_What the exercise asks_
Restate each line word for word. Leave out every picture.

_Items_
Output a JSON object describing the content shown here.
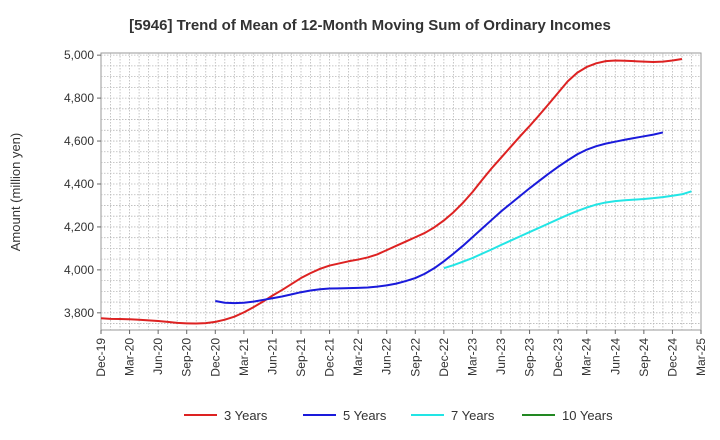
{
  "chart_data": {
    "type": "line",
    "title": "[5946]  Trend of Mean of 12-Month Moving Sum of Ordinary Incomes",
    "xlabel": "",
    "ylabel": "Amount (million yen)",
    "ylim": [
      3720,
      5010
    ],
    "y_ticks": [
      3800,
      4000,
      4200,
      4400,
      4600,
      4800,
      5000
    ],
    "y_tick_labels": [
      "3,800",
      "4,000",
      "4,200",
      "4,400",
      "4,600",
      "4,800",
      "5,000"
    ],
    "x_tick_labels": [
      "Dec-19",
      "Mar-20",
      "Jun-20",
      "Sep-20",
      "Dec-20",
      "Mar-21",
      "Jun-21",
      "Sep-21",
      "Dec-21",
      "Mar-22",
      "Jun-22",
      "Sep-22",
      "Dec-22",
      "Mar-23",
      "Jun-23",
      "Sep-23",
      "Dec-23",
      "Mar-24",
      "Jun-24",
      "Sep-24",
      "Dec-24",
      "Mar-25"
    ],
    "grid": true,
    "legend_position": "bottom",
    "series": [
      {
        "name": "3 Years",
        "color": "#dd2222",
        "start_index": 0,
        "values": [
          3775,
          3772,
          3771,
          3770,
          3768,
          3765,
          3762,
          3758,
          3753,
          3751,
          3750,
          3752,
          3758,
          3768,
          3782,
          3802,
          3826,
          3852,
          3880,
          3906,
          3934,
          3962,
          3985,
          4005,
          4020,
          4030,
          4040,
          4048,
          4058,
          4072,
          4092,
          4112,
          4132,
          4152,
          4172,
          4198,
          4230,
          4268,
          4312,
          4362,
          4418,
          4472,
          4522,
          4572,
          4622,
          4670,
          4720,
          4772,
          4825,
          4878,
          4918,
          4945,
          4962,
          4972,
          4975,
          4974,
          4972,
          4970,
          4968,
          4970,
          4975,
          4982
        ]
      },
      {
        "name": "5 Years",
        "color": "#1a1adb",
        "start_index": 12,
        "values": [
          3855,
          3847,
          3845,
          3847,
          3852,
          3860,
          3868,
          3876,
          3886,
          3896,
          3904,
          3910,
          3913,
          3914,
          3915,
          3916,
          3918,
          3922,
          3928,
          3936,
          3948,
          3962,
          3982,
          4008,
          4040,
          4075,
          4112,
          4152,
          4192,
          4232,
          4272,
          4308,
          4344,
          4380,
          4414,
          4448,
          4480,
          4510,
          4538,
          4560,
          4576,
          4588,
          4597,
          4606,
          4614,
          4622,
          4630,
          4640
        ]
      },
      {
        "name": "7 Years",
        "color": "#22e5e5",
        "start_index": 36,
        "values": [
          4008,
          4022,
          4038,
          4055,
          4075,
          4095,
          4116,
          4136,
          4156,
          4176,
          4196,
          4216,
          4236,
          4256,
          4274,
          4290,
          4304,
          4314,
          4320,
          4324,
          4327,
          4330,
          4334,
          4339,
          4345,
          4352,
          4366
        ]
      },
      {
        "name": "10 Years",
        "color": "#228822",
        "start_index": 0,
        "values": []
      }
    ]
  }
}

_Output below_
Output a JSON object describing the content shown here.
{
  "chart_data": {
    "type": "line",
    "title": "[5946]  Trend of Mean of 12-Month Moving Sum of Ordinary Incomes",
    "xlabel": "",
    "ylabel": "Amount (million yen)",
    "ylim": [
      3720,
      5010
    ],
    "y_ticks": [
      3800,
      4000,
      4200,
      4400,
      4600,
      4800,
      5000
    ],
    "y_tick_labels": [
      "3,800",
      "4,000",
      "4,200",
      "4,400",
      "4,600",
      "4,800",
      "5,000"
    ],
    "x_tick_labels": [
      "Dec-19",
      "Mar-20",
      "Jun-20",
      "Sep-20",
      "Dec-20",
      "Mar-21",
      "Jun-21",
      "Sep-21",
      "Dec-21",
      "Mar-22",
      "Jun-22",
      "Sep-22",
      "Dec-22",
      "Mar-23",
      "Jun-23",
      "Sep-23",
      "Dec-23",
      "Mar-24",
      "Jun-24",
      "Sep-24",
      "Dec-24",
      "Mar-25"
    ],
    "grid": true,
    "legend_position": "bottom",
    "series": [
      {
        "name": "3 Years",
        "color": "#dd2222",
        "start_index": 0,
        "values": [
          3775,
          3772,
          3771,
          3770,
          3768,
          3765,
          3762,
          3758,
          3753,
          3751,
          3750,
          3752,
          3758,
          3768,
          3782,
          3802,
          3826,
          3852,
          3880,
          3906,
          3934,
          3962,
          3985,
          4005,
          4020,
          4030,
          4040,
          4048,
          4058,
          4072,
          4092,
          4112,
          4132,
          4152,
          4172,
          4198,
          4230,
          4268,
          4312,
          4362,
          4418,
          4472,
          4522,
          4572,
          4622,
          4670,
          4720,
          4772,
          4825,
          4878,
          4918,
          4945,
          4962,
          4972,
          4975,
          4974,
          4972,
          4970,
          4968,
          4970,
          4975,
          4982
        ]
      },
      {
        "name": "5 Years",
        "color": "#1a1adb",
        "start_index": 12,
        "values": [
          3855,
          3847,
          3845,
          3847,
          3852,
          3860,
          3868,
          3876,
          3886,
          3896,
          3904,
          3910,
          3913,
          3914,
          3915,
          3916,
          3918,
          3922,
          3928,
          3936,
          3948,
          3962,
          3982,
          4008,
          4040,
          4075,
          4112,
          4152,
          4192,
          4232,
          4272,
          4308,
          4344,
          4380,
          4414,
          4448,
          4480,
          4510,
          4538,
          4560,
          4576,
          4588,
          4597,
          4606,
          4614,
          4622,
          4630,
          4640
        ]
      },
      {
        "name": "7 Years",
        "color": "#22e5e5",
        "start_index": 36,
        "values": [
          4008,
          4022,
          4038,
          4055,
          4075,
          4095,
          4116,
          4136,
          4156,
          4176,
          4196,
          4216,
          4236,
          4256,
          4274,
          4290,
          4304,
          4314,
          4320,
          4324,
          4327,
          4330,
          4334,
          4339,
          4345,
          4352,
          4366
        ]
      },
      {
        "name": "10 Years",
        "color": "#228822",
        "start_index": 0,
        "values": []
      }
    ]
  }
}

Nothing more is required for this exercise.